= SET EXERCISE =
Write out the material exactly. Do not include the pictures.

>> START RAW DATA

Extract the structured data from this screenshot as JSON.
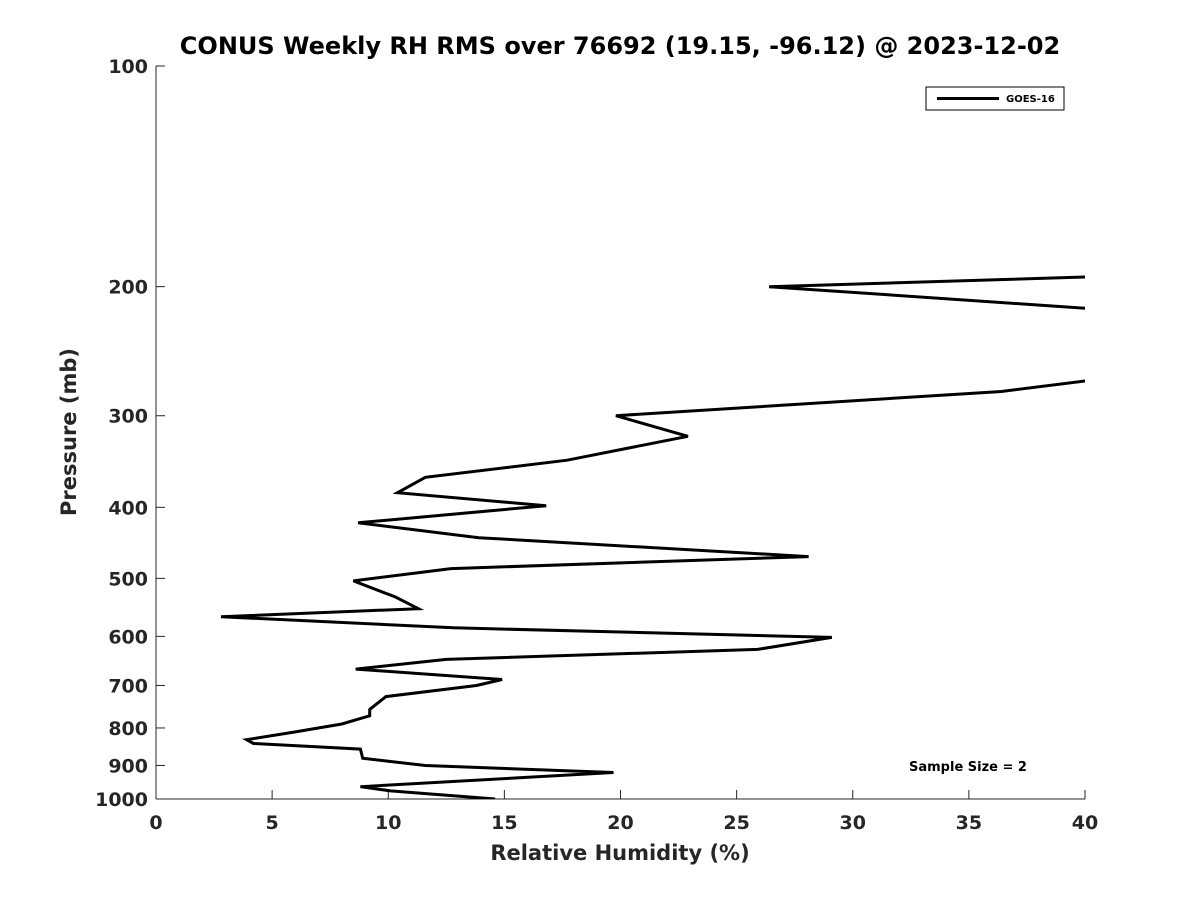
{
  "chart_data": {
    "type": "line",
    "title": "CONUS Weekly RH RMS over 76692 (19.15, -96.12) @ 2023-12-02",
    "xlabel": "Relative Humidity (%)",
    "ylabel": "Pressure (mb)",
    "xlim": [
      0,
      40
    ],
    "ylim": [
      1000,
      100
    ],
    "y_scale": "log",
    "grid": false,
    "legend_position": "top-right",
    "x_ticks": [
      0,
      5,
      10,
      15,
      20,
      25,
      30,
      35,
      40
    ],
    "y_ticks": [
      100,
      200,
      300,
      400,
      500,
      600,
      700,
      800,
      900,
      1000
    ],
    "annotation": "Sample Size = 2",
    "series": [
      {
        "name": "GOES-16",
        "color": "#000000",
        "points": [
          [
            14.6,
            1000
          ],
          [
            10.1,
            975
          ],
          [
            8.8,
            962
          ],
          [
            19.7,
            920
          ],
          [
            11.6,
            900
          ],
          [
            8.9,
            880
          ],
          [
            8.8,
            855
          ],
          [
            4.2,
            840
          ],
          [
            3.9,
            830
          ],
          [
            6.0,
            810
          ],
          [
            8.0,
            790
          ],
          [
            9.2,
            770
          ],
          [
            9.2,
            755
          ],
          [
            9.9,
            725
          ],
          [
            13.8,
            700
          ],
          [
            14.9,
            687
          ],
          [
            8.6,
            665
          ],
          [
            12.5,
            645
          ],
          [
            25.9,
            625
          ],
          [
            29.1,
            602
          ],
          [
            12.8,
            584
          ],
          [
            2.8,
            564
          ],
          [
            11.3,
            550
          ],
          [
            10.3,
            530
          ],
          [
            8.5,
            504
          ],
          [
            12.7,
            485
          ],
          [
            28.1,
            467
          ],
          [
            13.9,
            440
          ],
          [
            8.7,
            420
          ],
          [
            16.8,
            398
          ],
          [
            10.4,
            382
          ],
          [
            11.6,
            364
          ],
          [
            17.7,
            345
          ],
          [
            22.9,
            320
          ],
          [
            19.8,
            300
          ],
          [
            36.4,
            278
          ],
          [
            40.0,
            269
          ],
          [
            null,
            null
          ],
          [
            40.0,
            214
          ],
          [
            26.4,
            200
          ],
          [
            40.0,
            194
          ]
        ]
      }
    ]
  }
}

>> END RAW DATA

= IN RESPONSE =
Extract the structured data from this screenshot as JSON.
{
  "chart_data": {
    "type": "line",
    "title": "CONUS Weekly RH RMS over 76692 (19.15, -96.12) @ 2023-12-02",
    "xlabel": "Relative Humidity (%)",
    "ylabel": "Pressure (mb)",
    "xlim": [
      0,
      40
    ],
    "ylim": [
      1000,
      100
    ],
    "y_scale": "log",
    "grid": false,
    "legend_position": "top-right",
    "x_ticks": [
      0,
      5,
      10,
      15,
      20,
      25,
      30,
      35,
      40
    ],
    "y_ticks": [
      100,
      200,
      300,
      400,
      500,
      600,
      700,
      800,
      900,
      1000
    ],
    "annotation": "Sample Size = 2",
    "series": [
      {
        "name": "GOES-16",
        "color": "#000000",
        "points": [
          [
            14.6,
            1000
          ],
          [
            10.1,
            975
          ],
          [
            8.8,
            962
          ],
          [
            19.7,
            920
          ],
          [
            11.6,
            900
          ],
          [
            8.9,
            880
          ],
          [
            8.8,
            855
          ],
          [
            4.2,
            840
          ],
          [
            3.9,
            830
          ],
          [
            6.0,
            810
          ],
          [
            8.0,
            790
          ],
          [
            9.2,
            770
          ],
          [
            9.2,
            755
          ],
          [
            9.9,
            725
          ],
          [
            13.8,
            700
          ],
          [
            14.9,
            687
          ],
          [
            8.6,
            665
          ],
          [
            12.5,
            645
          ],
          [
            25.9,
            625
          ],
          [
            29.1,
            602
          ],
          [
            12.8,
            584
          ],
          [
            2.8,
            564
          ],
          [
            11.3,
            550
          ],
          [
            10.3,
            530
          ],
          [
            8.5,
            504
          ],
          [
            12.7,
            485
          ],
          [
            28.1,
            467
          ],
          [
            13.9,
            440
          ],
          [
            8.7,
            420
          ],
          [
            16.8,
            398
          ],
          [
            10.4,
            382
          ],
          [
            11.6,
            364
          ],
          [
            17.7,
            345
          ],
          [
            22.9,
            320
          ],
          [
            19.8,
            300
          ],
          [
            36.4,
            278
          ],
          [
            40.0,
            269
          ],
          [
            null,
            null
          ],
          [
            40.0,
            214
          ],
          [
            26.4,
            200
          ],
          [
            40.0,
            194
          ]
        ]
      }
    ]
  }
}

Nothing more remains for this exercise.